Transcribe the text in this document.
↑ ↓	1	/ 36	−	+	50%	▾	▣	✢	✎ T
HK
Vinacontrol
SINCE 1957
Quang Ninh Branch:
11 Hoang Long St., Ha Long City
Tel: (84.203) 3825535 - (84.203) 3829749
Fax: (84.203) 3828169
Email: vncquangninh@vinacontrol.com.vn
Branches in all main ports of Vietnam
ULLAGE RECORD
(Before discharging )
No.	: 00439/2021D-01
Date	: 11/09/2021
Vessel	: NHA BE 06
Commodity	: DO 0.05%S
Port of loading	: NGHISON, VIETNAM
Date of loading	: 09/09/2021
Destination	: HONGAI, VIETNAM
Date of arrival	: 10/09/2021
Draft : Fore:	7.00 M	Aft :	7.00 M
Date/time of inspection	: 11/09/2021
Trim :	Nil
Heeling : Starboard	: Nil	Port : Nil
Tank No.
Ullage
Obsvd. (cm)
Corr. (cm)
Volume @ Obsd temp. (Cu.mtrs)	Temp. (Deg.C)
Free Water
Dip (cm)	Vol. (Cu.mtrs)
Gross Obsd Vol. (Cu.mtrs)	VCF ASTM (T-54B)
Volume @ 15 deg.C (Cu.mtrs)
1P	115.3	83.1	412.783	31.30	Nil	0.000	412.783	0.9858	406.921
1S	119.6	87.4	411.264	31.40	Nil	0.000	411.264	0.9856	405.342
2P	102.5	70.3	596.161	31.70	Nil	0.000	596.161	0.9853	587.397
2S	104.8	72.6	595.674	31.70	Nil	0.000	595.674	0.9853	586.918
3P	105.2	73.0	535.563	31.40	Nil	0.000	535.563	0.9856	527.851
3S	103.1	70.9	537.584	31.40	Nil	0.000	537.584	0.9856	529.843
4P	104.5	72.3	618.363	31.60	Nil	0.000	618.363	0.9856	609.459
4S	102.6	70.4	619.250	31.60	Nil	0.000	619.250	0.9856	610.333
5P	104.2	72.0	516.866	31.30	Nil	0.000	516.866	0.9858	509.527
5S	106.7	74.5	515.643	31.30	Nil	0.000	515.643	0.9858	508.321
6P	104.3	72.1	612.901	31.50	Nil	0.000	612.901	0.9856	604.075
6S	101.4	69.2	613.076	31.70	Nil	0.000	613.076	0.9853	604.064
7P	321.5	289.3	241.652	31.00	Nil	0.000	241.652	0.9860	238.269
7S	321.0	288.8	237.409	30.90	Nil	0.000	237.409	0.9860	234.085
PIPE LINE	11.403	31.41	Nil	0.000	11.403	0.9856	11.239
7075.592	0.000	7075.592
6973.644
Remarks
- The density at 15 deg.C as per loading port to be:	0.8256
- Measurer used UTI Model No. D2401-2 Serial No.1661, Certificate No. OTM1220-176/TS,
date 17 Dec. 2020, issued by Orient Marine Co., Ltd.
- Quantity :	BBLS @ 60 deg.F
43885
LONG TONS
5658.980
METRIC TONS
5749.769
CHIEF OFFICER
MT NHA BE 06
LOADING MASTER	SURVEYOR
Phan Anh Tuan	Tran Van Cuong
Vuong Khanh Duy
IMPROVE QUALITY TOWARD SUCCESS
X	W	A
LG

Request —
Above are some records; extract every one of them exactly.

Answer below —
Transcribe the text in this document.
↑ ↓	1	/ 36	−	+	50%	▾	▣	✢	✎ T
HK
Vinacontrol
SINCE 1957
Quang Ninh Branch:
11 Hoang Long St., Ha Long City
Tel: (84.203) 3825535 - (84.203) 3829749
Fax: (84.203) 3828169
Email: vncquangninh@vinacontrol.com.vn
Branches in all main ports of Vietnam
ULLAGE RECORD
(Before discharging )
No.	: 00439/2021D-01
Date	: 11/09/2021
Vessel	: NHA BE 06
Commodity	: DO 0.05%S
Port of loading	: NGHISON, VIETNAM
Date of loading	: 09/09/2021
Destination	: HONGAI, VIETNAM
Date of arrival	: 10/09/2021
Draft : Fore:	7.00 M	Aft :	7.00 M
Date/time of inspection	: 11/09/2021
Trim :	Nil
Heeling : Starboard	: Nil	Port : Nil
Tank No.
Ullage
Obsvd. (cm)
Corr. (cm)
Volume @ Obsd temp. (Cu.mtrs)	Temp. (Deg.C)
Free Water
Dip (cm)	Vol. (Cu.mtrs)
Gross Obsd Vol. (Cu.mtrs)	VCF ASTM (T-54B)
Volume @ 15 deg.C (Cu.mtrs)
1P	115.3	83.1	412.783	31.30	Nil	0.000	412.783	0.9858	406.921
1S	119.6	87.4	411.264	31.40	Nil	0.000	411.264	0.9856	405.342
2P	102.5	70.3	596.161	31.70	Nil	0.000	596.161	0.9853	587.397
2S	104.8	72.6	595.674	31.70	Nil	0.000	595.674	0.9853	586.918
3P	105.2	73.0	535.563	31.40	Nil	0.000	535.563	0.9856	527.851
3S	103.1	70.9	537.584	31.40	Nil	0.000	537.584	0.9856	529.843
4P	104.5	72.3	618.363	31.60	Nil	0.000	618.363	0.9856	609.459
4S	102.6	70.4	619.250	31.60	Nil	0.000	619.250	0.9856	610.333
5P	104.2	72.0	516.866	31.30	Nil	0.000	516.866	0.9858	509.527
5S	106.7	74.5	515.643	31.30	Nil	0.000	515.643	0.9858	508.321
6P	104.3	72.1	612.901	31.50	Nil	0.000	612.901	0.9856	604.075
6S	101.4	69.2	613.076	31.70	Nil	0.000	613.076	0.9853	604.064
7P	321.5	289.3	241.652	31.00	Nil	0.000	241.652	0.9860	238.269
7S	321.0	288.8	237.409	30.90	Nil	0.000	237.409	0.9860	234.085
PIPE LINE	11.403	31.41	Nil	0.000	11.403	0.9856	11.239
7075.592	0.000	7075.592
6973.644
Remarks
- The density at 15 deg.C as per loading port to be:	0.8256
- Measurer used UTI Model No. D2401-2 Serial No.1661, Certificate No. OTM1220-176/TS,
date 17 Dec. 2020, issued by Orient Marine Co., Ltd.
- Quantity :	BBLS @ 60 deg.F
43885
LONG TONS
5658.980
METRIC TONS
5749.769
CHIEF OFFICER
MT NHA BE 06
LOADING MASTER	SURVEYOR
Phan Anh Tuan	Tran Van Cuong
Vuong Khanh Duy
IMPROVE QUALITY TOWARD SUCCESS
X	W	A
LG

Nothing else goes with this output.